» Task prompt: Copy the records below exactly, leaving out every picture.

>> Start

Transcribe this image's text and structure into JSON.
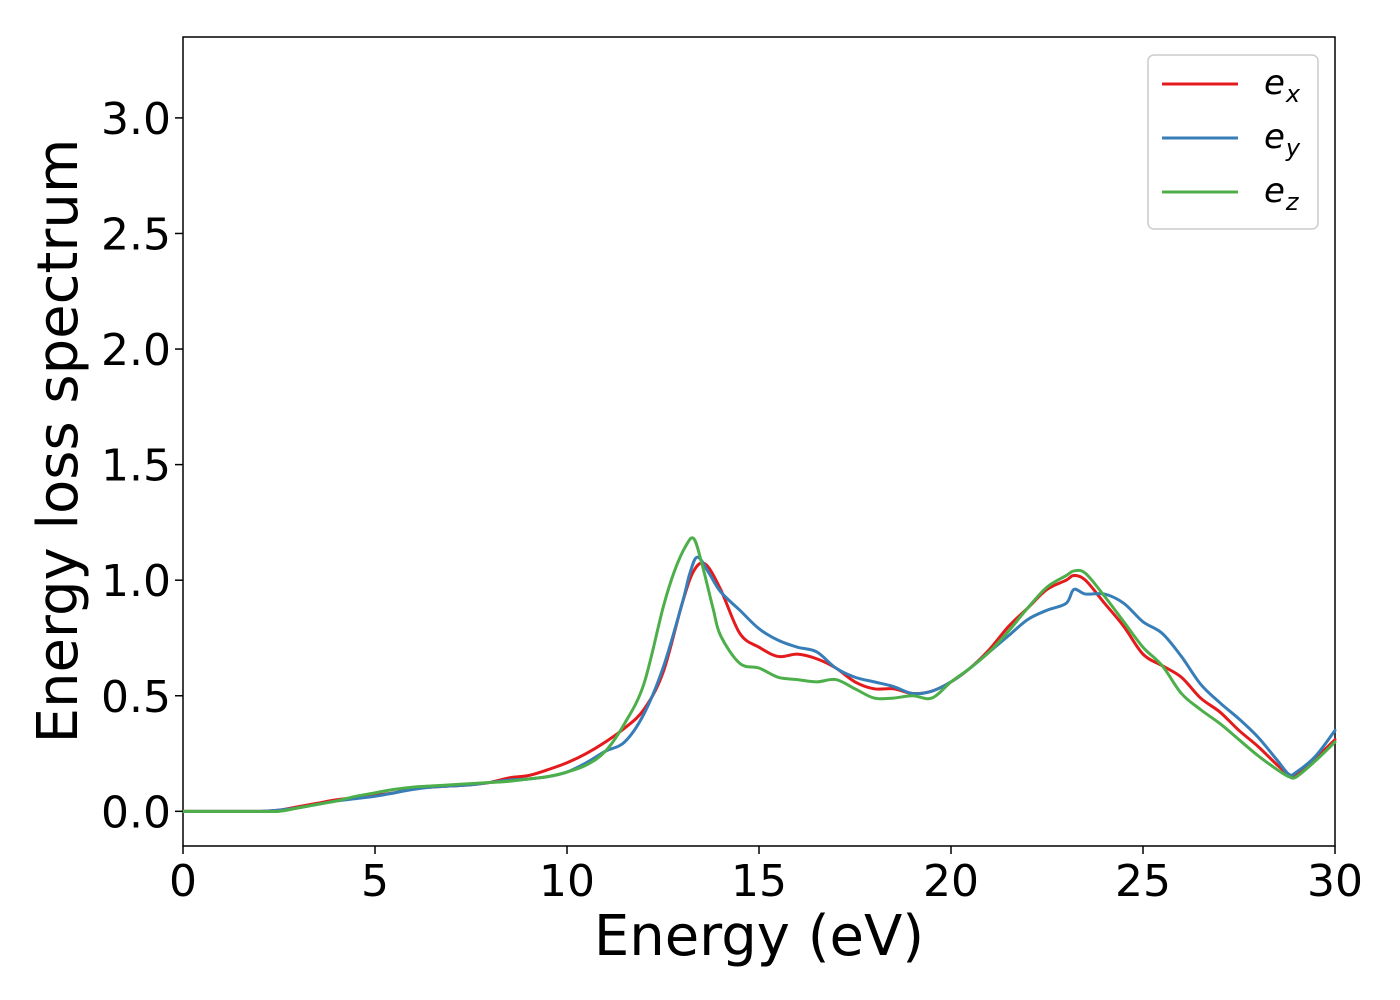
{
  "chart_data": {
    "type": "line",
    "title": "",
    "xlabel": "Energy (eV)",
    "ylabel": "Energy loss spectrum",
    "xlim": [
      0,
      30
    ],
    "ylim": [
      -0.15,
      3.35
    ],
    "xticks": [
      0,
      5,
      10,
      15,
      20,
      25,
      30
    ],
    "xtick_labels": [
      "0",
      "5",
      "10",
      "15",
      "20",
      "25",
      "30"
    ],
    "yticks": [
      0.0,
      0.5,
      1.0,
      1.5,
      2.0,
      2.5,
      3.0
    ],
    "ytick_labels": [
      "0.0",
      "0.5",
      "1.0",
      "1.5",
      "2.0",
      "2.5",
      "3.0"
    ],
    "grid": false,
    "legend_position": "top-right",
    "series": [
      {
        "name": "e_x",
        "legend_base": "e",
        "legend_sub": "x",
        "color": "#e41a1c",
        "x": [
          0,
          1,
          2,
          2.5,
          3,
          3.5,
          4,
          4.5,
          5,
          5.5,
          6,
          6.5,
          7,
          7.5,
          8,
          8.5,
          9,
          9.5,
          10,
          10.5,
          11,
          11.5,
          12,
          12.5,
          13,
          13.3,
          13.6,
          14,
          14.5,
          15,
          15.5,
          16,
          16.5,
          17,
          17.5,
          18,
          18.5,
          19,
          19.5,
          20,
          20.5,
          21,
          21.5,
          22,
          22.5,
          23,
          23.2,
          23.5,
          24,
          24.5,
          25,
          25.5,
          26,
          26.5,
          27,
          27.5,
          28,
          28.5,
          28.8,
          29,
          29.5,
          30
        ],
        "y": [
          0,
          0,
          0,
          0.005,
          0.02,
          0.035,
          0.05,
          0.06,
          0.07,
          0.08,
          0.1,
          0.105,
          0.11,
          0.115,
          0.125,
          0.145,
          0.155,
          0.18,
          0.21,
          0.25,
          0.3,
          0.36,
          0.44,
          0.6,
          0.9,
          1.04,
          1.07,
          0.96,
          0.77,
          0.71,
          0.67,
          0.68,
          0.66,
          0.62,
          0.56,
          0.53,
          0.53,
          0.51,
          0.52,
          0.56,
          0.62,
          0.7,
          0.8,
          0.88,
          0.96,
          1.0,
          1.02,
          1.0,
          0.9,
          0.8,
          0.68,
          0.63,
          0.58,
          0.49,
          0.43,
          0.35,
          0.28,
          0.2,
          0.16,
          0.16,
          0.23,
          0.31
        ]
      },
      {
        "name": "e_y",
        "legend_base": "e",
        "legend_sub": "y",
        "color": "#377eb8",
        "x": [
          0,
          1,
          2,
          2.5,
          3,
          3.5,
          4,
          4.5,
          5,
          5.5,
          6,
          6.5,
          7,
          7.5,
          8,
          8.5,
          9,
          9.5,
          10,
          10.5,
          11,
          11.5,
          12,
          12.5,
          13,
          13.2,
          13.4,
          13.7,
          14,
          14.5,
          15,
          15.5,
          16,
          16.5,
          17,
          17.5,
          18,
          18.5,
          19,
          19.5,
          20,
          20.5,
          21,
          21.5,
          22,
          22.5,
          23,
          23.2,
          23.5,
          24,
          24.5,
          25,
          25.5,
          26,
          26.5,
          27,
          27.5,
          28,
          28.5,
          28.8,
          29,
          29.5,
          30
        ],
        "y": [
          0,
          0,
          0,
          0.005,
          0.015,
          0.03,
          0.045,
          0.055,
          0.065,
          0.08,
          0.095,
          0.105,
          0.11,
          0.115,
          0.125,
          0.135,
          0.14,
          0.15,
          0.17,
          0.21,
          0.26,
          0.3,
          0.42,
          0.62,
          0.9,
          1.03,
          1.1,
          1.03,
          0.95,
          0.87,
          0.79,
          0.74,
          0.71,
          0.69,
          0.62,
          0.58,
          0.56,
          0.54,
          0.51,
          0.52,
          0.56,
          0.62,
          0.69,
          0.76,
          0.83,
          0.87,
          0.9,
          0.96,
          0.94,
          0.94,
          0.9,
          0.82,
          0.77,
          0.67,
          0.55,
          0.47,
          0.4,
          0.32,
          0.22,
          0.16,
          0.17,
          0.24,
          0.35
        ]
      },
      {
        "name": "e_z",
        "legend_base": "e",
        "legend_sub": "z",
        "color": "#4daf4a",
        "x": [
          0,
          1,
          2,
          2.5,
          3,
          3.5,
          4,
          4.5,
          5,
          5.5,
          6,
          6.5,
          7,
          7.5,
          8,
          8.5,
          9,
          9.5,
          10,
          10.5,
          11,
          11.5,
          12,
          12.5,
          12.8,
          13.1,
          13.3,
          13.5,
          13.8,
          14,
          14.5,
          15,
          15.5,
          16,
          16.5,
          17,
          17.5,
          18,
          18.5,
          19,
          19.5,
          20,
          20.5,
          21,
          21.5,
          22,
          22.5,
          23,
          23.2,
          23.5,
          24,
          24.5,
          25,
          25.5,
          26,
          26.5,
          27,
          27.5,
          28,
          28.5,
          28.8,
          29,
          29.5,
          30
        ],
        "y": [
          0,
          0,
          0,
          0,
          0.015,
          0.03,
          0.045,
          0.065,
          0.08,
          0.095,
          0.105,
          0.11,
          0.115,
          0.12,
          0.125,
          0.13,
          0.14,
          0.15,
          0.17,
          0.2,
          0.26,
          0.38,
          0.55,
          0.88,
          1.04,
          1.15,
          1.18,
          1.08,
          0.88,
          0.76,
          0.64,
          0.62,
          0.58,
          0.57,
          0.56,
          0.57,
          0.53,
          0.49,
          0.49,
          0.5,
          0.49,
          0.56,
          0.62,
          0.69,
          0.78,
          0.88,
          0.97,
          1.02,
          1.04,
          1.03,
          0.93,
          0.82,
          0.71,
          0.63,
          0.51,
          0.44,
          0.38,
          0.31,
          0.24,
          0.18,
          0.15,
          0.15,
          0.22,
          0.3
        ]
      }
    ]
  }
}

>> End

» Full response:
Transcribe this image's text and structure into JSON.
{
  "chart_data": {
    "type": "line",
    "title": "",
    "xlabel": "Energy (eV)",
    "ylabel": "Energy loss spectrum",
    "xlim": [
      0,
      30
    ],
    "ylim": [
      -0.15,
      3.35
    ],
    "xticks": [
      0,
      5,
      10,
      15,
      20,
      25,
      30
    ],
    "xtick_labels": [
      "0",
      "5",
      "10",
      "15",
      "20",
      "25",
      "30"
    ],
    "yticks": [
      0.0,
      0.5,
      1.0,
      1.5,
      2.0,
      2.5,
      3.0
    ],
    "ytick_labels": [
      "0.0",
      "0.5",
      "1.0",
      "1.5",
      "2.0",
      "2.5",
      "3.0"
    ],
    "grid": false,
    "legend_position": "top-right",
    "series": [
      {
        "name": "e_x",
        "legend_base": "e",
        "legend_sub": "x",
        "color": "#e41a1c",
        "x": [
          0,
          1,
          2,
          2.5,
          3,
          3.5,
          4,
          4.5,
          5,
          5.5,
          6,
          6.5,
          7,
          7.5,
          8,
          8.5,
          9,
          9.5,
          10,
          10.5,
          11,
          11.5,
          12,
          12.5,
          13,
          13.3,
          13.6,
          14,
          14.5,
          15,
          15.5,
          16,
          16.5,
          17,
          17.5,
          18,
          18.5,
          19,
          19.5,
          20,
          20.5,
          21,
          21.5,
          22,
          22.5,
          23,
          23.2,
          23.5,
          24,
          24.5,
          25,
          25.5,
          26,
          26.5,
          27,
          27.5,
          28,
          28.5,
          28.8,
          29,
          29.5,
          30
        ],
        "y": [
          0,
          0,
          0,
          0.005,
          0.02,
          0.035,
          0.05,
          0.06,
          0.07,
          0.08,
          0.1,
          0.105,
          0.11,
          0.115,
          0.125,
          0.145,
          0.155,
          0.18,
          0.21,
          0.25,
          0.3,
          0.36,
          0.44,
          0.6,
          0.9,
          1.04,
          1.07,
          0.96,
          0.77,
          0.71,
          0.67,
          0.68,
          0.66,
          0.62,
          0.56,
          0.53,
          0.53,
          0.51,
          0.52,
          0.56,
          0.62,
          0.7,
          0.8,
          0.88,
          0.96,
          1.0,
          1.02,
          1.0,
          0.9,
          0.8,
          0.68,
          0.63,
          0.58,
          0.49,
          0.43,
          0.35,
          0.28,
          0.2,
          0.16,
          0.16,
          0.23,
          0.31
        ]
      },
      {
        "name": "e_y",
        "legend_base": "e",
        "legend_sub": "y",
        "color": "#377eb8",
        "x": [
          0,
          1,
          2,
          2.5,
          3,
          3.5,
          4,
          4.5,
          5,
          5.5,
          6,
          6.5,
          7,
          7.5,
          8,
          8.5,
          9,
          9.5,
          10,
          10.5,
          11,
          11.5,
          12,
          12.5,
          13,
          13.2,
          13.4,
          13.7,
          14,
          14.5,
          15,
          15.5,
          16,
          16.5,
          17,
          17.5,
          18,
          18.5,
          19,
          19.5,
          20,
          20.5,
          21,
          21.5,
          22,
          22.5,
          23,
          23.2,
          23.5,
          24,
          24.5,
          25,
          25.5,
          26,
          26.5,
          27,
          27.5,
          28,
          28.5,
          28.8,
          29,
          29.5,
          30
        ],
        "y": [
          0,
          0,
          0,
          0.005,
          0.015,
          0.03,
          0.045,
          0.055,
          0.065,
          0.08,
          0.095,
          0.105,
          0.11,
          0.115,
          0.125,
          0.135,
          0.14,
          0.15,
          0.17,
          0.21,
          0.26,
          0.3,
          0.42,
          0.62,
          0.9,
          1.03,
          1.1,
          1.03,
          0.95,
          0.87,
          0.79,
          0.74,
          0.71,
          0.69,
          0.62,
          0.58,
          0.56,
          0.54,
          0.51,
          0.52,
          0.56,
          0.62,
          0.69,
          0.76,
          0.83,
          0.87,
          0.9,
          0.96,
          0.94,
          0.94,
          0.9,
          0.82,
          0.77,
          0.67,
          0.55,
          0.47,
          0.4,
          0.32,
          0.22,
          0.16,
          0.17,
          0.24,
          0.35
        ]
      },
      {
        "name": "e_z",
        "legend_base": "e",
        "legend_sub": "z",
        "color": "#4daf4a",
        "x": [
          0,
          1,
          2,
          2.5,
          3,
          3.5,
          4,
          4.5,
          5,
          5.5,
          6,
          6.5,
          7,
          7.5,
          8,
          8.5,
          9,
          9.5,
          10,
          10.5,
          11,
          11.5,
          12,
          12.5,
          12.8,
          13.1,
          13.3,
          13.5,
          13.8,
          14,
          14.5,
          15,
          15.5,
          16,
          16.5,
          17,
          17.5,
          18,
          18.5,
          19,
          19.5,
          20,
          20.5,
          21,
          21.5,
          22,
          22.5,
          23,
          23.2,
          23.5,
          24,
          24.5,
          25,
          25.5,
          26,
          26.5,
          27,
          27.5,
          28,
          28.5,
          28.8,
          29,
          29.5,
          30
        ],
        "y": [
          0,
          0,
          0,
          0,
          0.015,
          0.03,
          0.045,
          0.065,
          0.08,
          0.095,
          0.105,
          0.11,
          0.115,
          0.12,
          0.125,
          0.13,
          0.14,
          0.15,
          0.17,
          0.2,
          0.26,
          0.38,
          0.55,
          0.88,
          1.04,
          1.15,
          1.18,
          1.08,
          0.88,
          0.76,
          0.64,
          0.62,
          0.58,
          0.57,
          0.56,
          0.57,
          0.53,
          0.49,
          0.49,
          0.5,
          0.49,
          0.56,
          0.62,
          0.69,
          0.78,
          0.88,
          0.97,
          1.02,
          1.04,
          1.03,
          0.93,
          0.82,
          0.71,
          0.63,
          0.51,
          0.44,
          0.38,
          0.31,
          0.24,
          0.18,
          0.15,
          0.15,
          0.22,
          0.3
        ]
      }
    ]
  }
}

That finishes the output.